■ **Problem to solve**
Transcribe everything in the data word for word. Pictures are left out.

-------- Source records --------

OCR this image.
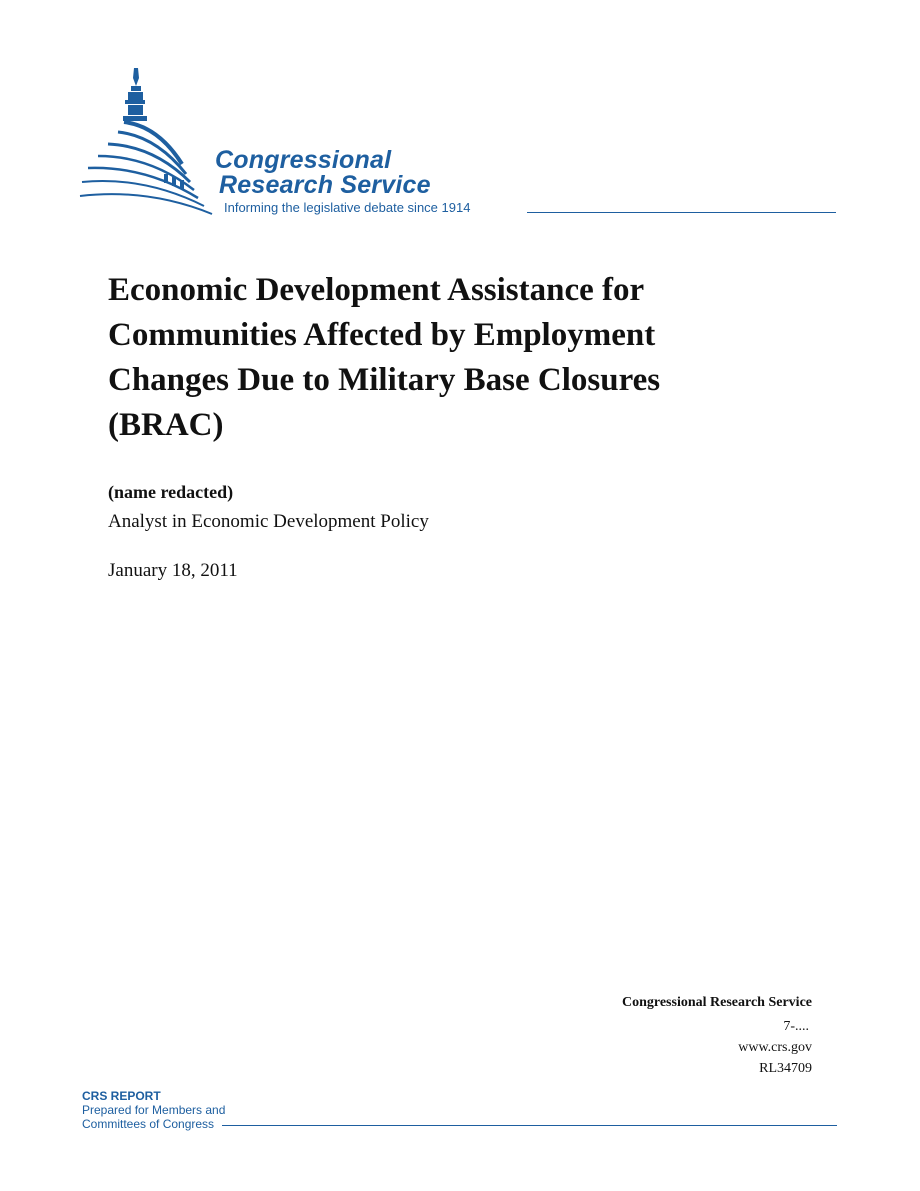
Congressional
Research Service
Informing the legislative debate since 1914
Economic Development Assistance for Communities Affected by Employment Changes Due to Military Base Closures (BRAC)
(name redacted)
Analyst in Economic Development Policy
January 18, 2011
Congressional Research Service
7-....
www.crs.gov
RL34709
CRS REPORT
Prepared for Members and
Committees of Congress
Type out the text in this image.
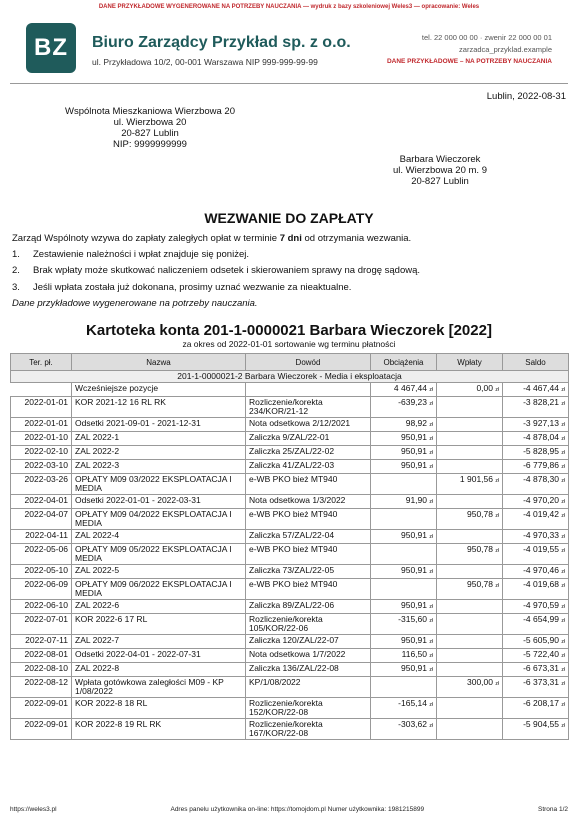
DANE PRZYKŁADOWE WYGENEROWANE NA POTRZEBY NAUCZANIA — wydruk z bazy szkoleniowej Weles3 — opracowanie: Weles
BZ	Biuro Zarządcy Przykład sp. z o.o.
ul. Przykładowa 10/2, 00-001 Warszawa NIP 999-999-99-99
tel. 22 000 00 00 · zwenir 22 000 00 01
zarzadca_przyklad.example
DANE PRZYKŁADOWE – NA POTRZEBY NAUCZANIA
Lublin, 2022-08-31
Wspólnota Mieszkaniowa Wierzbowa 20
ul. Wierzbowa 20
20-827 Lublin
NIP: 9999999999
Barbara Wieczorek
ul. Wierzbowa 20 m. 9
20-827 Lublin
WEZWANIE DO ZAPŁATY
Zarząd Wspólnoty wzywa do zapłaty zaległych opłat w terminie 7 dni od otrzymania wezwania.
1. Zestawienie należności i wpłat znajduje się poniżej.
2. Brak wpłaty może skutkować naliczeniem odsetek i skierowaniem sprawy na drogę sądową.
3. Jeśli wpłata została już dokonana, prosimy uznać wezwanie za nieaktualne.
Dane przykładowe wygenerowane na potrzeby nauczania.
Kartoteka konta 201-1-0000021 Barbara Wieczorek [2022]
za okres od 2022-01-01 sortowanie wg terminu płatności
Ter. pł.	Nazwa	Dowód	Obciążenia	Wpłaty	Saldo
201-1-0000021-2 Barbara Wieczorek - Media i eksploatacja					
	Wcześniejsze pozycje		4 467,44 zł	0,00 zł	-4 467,44 zł
2022-01-01	KOR 2021-12 16 RL RK	Rozliczenie/korekta 234/KOR/21-12	-639,23 zł		-3 828,21 zł
2022-01-01	Odsetki 2021-09-01 - 2021-12-31	Nota odsetkowa 2/12/2021	98,92 zł		-3 927,13 zł
2022-01-10	ZAL 2022-1	Zaliczka 9/ZAL/22-01	950,91 zł		-4 878,04 zł
2022-02-10	ZAL 2022-2	Zaliczka 25/ZAL/22-02	950,91 zł		-5 828,95 zł
2022-03-10	ZAL 2022-3	Zaliczka 41/ZAL/22-03	950,91 zł		-6 779,86 zł
2022-03-26	OPŁATY M09 03/2022 EKSPLOATACJA I MEDIA	e-WB PKO bież MT940		1 901,56 zł	-4 878,30 zł
2022-04-01	Odsetki 2022-01-01 - 2022-03-31	Nota odsetkowa 1/3/2022	91,90 zł		-4 970,20 zł
2022-04-07	OPŁATY M09 04/2022 EKSPLOATACJA I MEDIA	e-WB PKO bież MT940		950,78 zł	-4 019,42 zł
2022-04-11	ZAL 2022-4	Zaliczka 57/ZAL/22-04	950,91 zł		-4 970,33 zł
2022-05-06	OPŁATY M09 05/2022 EKSPLOATACJA I MEDIA	e-WB PKO bież MT940		950,78 zł	-4 019,55 zł
2022-05-10	ZAL 2022-5	Zaliczka 73/ZAL/22-05	950,91 zł		-4 970,46 zł
2022-06-09	OPŁATY M09 06/2022 EKSPLOATACJA I MEDIA	e-WB PKO bież MT940		950,78 zł	-4 019,68 zł
2022-06-10	ZAL 2022-6	Zaliczka 89/ZAL/22-06	950,91 zł		-4 970,59 zł
2022-07-01	KOR 2022-6 17 RL	Rozliczenie/korekta 105/KOR/22-06	-315,60 zł		-4 654,99 zł
2022-07-11	ZAL 2022-7	Zaliczka 120/ZAL/22-07	950,91 zł		-5 605,90 zł
2022-08-01	Odsetki 2022-04-01 - 2022-07-31	Nota odsetkowa 1/7/2022	116,50 zł		-5 722,40 zł
2022-08-10	ZAL 2022-8	Zaliczka 136/ZAL/22-08	950,91 zł		-6 673,31 zł
2022-08-12	Wpłata gotówkowa zaległości M09 - KP 1/08/2022	KP/1/08/2022		300,00 zł	-6 373,31 zł
2022-09-01	KOR 2022-8 18 RL	Rozliczenie/korekta 152/KOR/22-08	-165,14 zł		-6 208,17 zł
2022-09-01	KOR 2022-8 19 RL RK	Rozliczenie/korekta 167/KOR/22-08	-303,62 zł		-5 904,55 zł
https://weles3.pl	Adres panelu użytkownika on-line: https://tomojdom.pl Numer użytkownika: 1981215899	Strona 1/2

--------

■ **Full answer**
OCR this image.
Congressional
Research Service
Informing the legislative debate since 1914
Economic Development Assistance for Communities Affected by Employment Changes Due to Military Base Closures (BRAC)
(name redacted)
Analyst in Economic Development Policy
January 18, 2011
Congressional Research Service
7-....
www.crs.gov
RL34709
CRS REPORT
Prepared for Members and
Committees of Congress
Type out the text in this image.
DANE PRZYKŁADOWE WYGENEROWANE NA POTRZEBY NAUCZANIA — wydruk z bazy szkoleniowej Weles3 — opracowanie: Weles
BZ	Biuro Zarządcy Przykład sp. z o.o.
ul. Przykładowa 10/2, 00-001 Warszawa NIP 999-999-99-99
tel. 22 000 00 00 · zwenir 22 000 00 01
zarzadca_przyklad.example
DANE PRZYKŁADOWE – NA POTRZEBY NAUCZANIA
Lublin, 2022-08-31
Wspólnota Mieszkaniowa Wierzbowa 20
ul. Wierzbowa 20
20-827 Lublin
NIP: 9999999999
Barbara Wieczorek
ul. Wierzbowa 20 m. 9
20-827 Lublin
WEZWANIE DO ZAPŁATY
Zarząd Wspólnoty wzywa do zapłaty zaległych opłat w terminie 7 dni od otrzymania wezwania.
1. Zestawienie należności i wpłat znajduje się poniżej.
2. Brak wpłaty może skutkować naliczeniem odsetek i skierowaniem sprawy na drogę sądową.
3. Jeśli wpłata została już dokonana, prosimy uznać wezwanie za nieaktualne.
Dane przykładowe wygenerowane na potrzeby nauczania.
Kartoteka konta 201-1-0000021 Barbara Wieczorek [2022]
za okres od 2022-01-01 sortowanie wg terminu płatności
Ter. pł.	Nazwa	Dowód	Obciążenia	Wpłaty	Saldo
201-1-0000021-2 Barbara Wieczorek - Media i eksploatacja					
	Wcześniejsze pozycje		4 467,44 zł	0,00 zł	-4 467,44 zł
2022-01-01	KOR 2021-12 16 RL RK	Rozliczenie/korekta 234/KOR/21-12	-639,23 zł		-3 828,21 zł
2022-01-01	Odsetki 2021-09-01 - 2021-12-31	Nota odsetkowa 2/12/2021	98,92 zł		-3 927,13 zł
2022-01-10	ZAL 2022-1	Zaliczka 9/ZAL/22-01	950,91 zł		-4 878,04 zł
2022-02-10	ZAL 2022-2	Zaliczka 25/ZAL/22-02	950,91 zł		-5 828,95 zł
2022-03-10	ZAL 2022-3	Zaliczka 41/ZAL/22-03	950,91 zł		-6 779,86 zł
2022-03-26	OPŁATY M09 03/2022 EKSPLOATACJA I MEDIA	e-WB PKO bież MT940		1 901,56 zł	-4 878,30 zł
2022-04-01	Odsetki 2022-01-01 - 2022-03-31	Nota odsetkowa 1/3/2022	91,90 zł		-4 970,20 zł
2022-04-07	OPŁATY M09 04/2022 EKSPLOATACJA I MEDIA	e-WB PKO bież MT940		950,78 zł	-4 019,42 zł
2022-04-11	ZAL 2022-4	Zaliczka 57/ZAL/22-04	950,91 zł		-4 970,33 zł
2022-05-06	OPŁATY M09 05/2022 EKSPLOATACJA I MEDIA	e-WB PKO bież MT940		950,78 zł	-4 019,55 zł
2022-05-10	ZAL 2022-5	Zaliczka 73/ZAL/22-05	950,91 zł		-4 970,46 zł
2022-06-09	OPŁATY M09 06/2022 EKSPLOATACJA I MEDIA	e-WB PKO bież MT940		950,78 zł	-4 019,68 zł
2022-06-10	ZAL 2022-6	Zaliczka 89/ZAL/22-06	950,91 zł		-4 970,59 zł
2022-07-01	KOR 2022-6 17 RL	Rozliczenie/korekta 105/KOR/22-06	-315,60 zł		-4 654,99 zł
2022-07-11	ZAL 2022-7	Zaliczka 120/ZAL/22-07	950,91 zł		-5 605,90 zł
2022-08-01	Odsetki 2022-04-01 - 2022-07-31	Nota odsetkowa 1/7/2022	116,50 zł		-5 722,40 zł
2022-08-10	ZAL 2022-8	Zaliczka 136/ZAL/22-08	950,91 zł		-6 673,31 zł
2022-08-12	Wpłata gotówkowa zaległości M09 - KP 1/08/2022	KP/1/08/2022		300,00 zł	-6 373,31 zł
2022-09-01	KOR 2022-8 18 RL	Rozliczenie/korekta 152/KOR/22-08	-165,14 zł		-6 208,17 zł
2022-09-01	KOR 2022-8 19 RL RK	Rozliczenie/korekta 167/KOR/22-08	-303,62 zł		-5 904,55 zł
https://weles3.pl	Adres panelu użytkownika on-line: https://tomojdom.pl Numer użytkownika: 1981215899	Strona 1/2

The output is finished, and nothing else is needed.